STATED GOAL:
Gather every line below where "color" appears.

INFORMATION GIVEN:
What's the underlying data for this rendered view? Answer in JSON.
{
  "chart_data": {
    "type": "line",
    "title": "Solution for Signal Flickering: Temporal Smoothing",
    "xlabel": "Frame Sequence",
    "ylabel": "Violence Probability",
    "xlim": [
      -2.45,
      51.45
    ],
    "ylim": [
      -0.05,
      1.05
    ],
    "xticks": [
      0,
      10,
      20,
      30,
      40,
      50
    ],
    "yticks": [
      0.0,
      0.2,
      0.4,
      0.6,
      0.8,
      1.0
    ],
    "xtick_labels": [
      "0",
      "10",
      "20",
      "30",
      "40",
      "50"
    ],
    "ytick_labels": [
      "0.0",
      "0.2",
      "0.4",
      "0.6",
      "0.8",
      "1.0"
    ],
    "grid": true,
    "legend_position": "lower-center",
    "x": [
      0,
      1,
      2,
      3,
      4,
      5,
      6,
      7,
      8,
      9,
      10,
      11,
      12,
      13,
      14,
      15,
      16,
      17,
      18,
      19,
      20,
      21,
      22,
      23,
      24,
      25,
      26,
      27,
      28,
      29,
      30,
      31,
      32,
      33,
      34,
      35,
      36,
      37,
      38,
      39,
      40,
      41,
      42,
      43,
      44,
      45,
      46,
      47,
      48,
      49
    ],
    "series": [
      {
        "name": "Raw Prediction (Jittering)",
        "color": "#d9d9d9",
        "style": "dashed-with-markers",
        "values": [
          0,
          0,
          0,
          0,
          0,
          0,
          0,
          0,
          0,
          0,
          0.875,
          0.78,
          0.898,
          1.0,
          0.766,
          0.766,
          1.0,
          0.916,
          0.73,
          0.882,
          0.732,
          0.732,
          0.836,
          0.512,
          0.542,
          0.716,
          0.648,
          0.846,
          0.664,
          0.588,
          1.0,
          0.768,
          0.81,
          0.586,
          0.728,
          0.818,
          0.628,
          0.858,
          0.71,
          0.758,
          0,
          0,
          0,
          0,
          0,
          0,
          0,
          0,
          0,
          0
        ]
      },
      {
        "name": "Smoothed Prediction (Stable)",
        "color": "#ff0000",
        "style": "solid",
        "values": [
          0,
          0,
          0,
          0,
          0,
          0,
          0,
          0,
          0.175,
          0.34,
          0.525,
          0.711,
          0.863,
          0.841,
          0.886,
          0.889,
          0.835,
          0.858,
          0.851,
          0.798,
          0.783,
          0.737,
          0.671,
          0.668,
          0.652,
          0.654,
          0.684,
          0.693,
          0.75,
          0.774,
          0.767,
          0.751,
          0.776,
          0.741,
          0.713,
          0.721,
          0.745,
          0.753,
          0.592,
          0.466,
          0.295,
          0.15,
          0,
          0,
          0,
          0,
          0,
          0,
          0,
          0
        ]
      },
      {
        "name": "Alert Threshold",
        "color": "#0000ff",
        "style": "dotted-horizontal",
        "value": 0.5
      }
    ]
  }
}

SOLUTION TO THIS EXERCISE:
        "color": "#d9d9d9",
        "color": "#ff0000",
        "color": "#0000ff",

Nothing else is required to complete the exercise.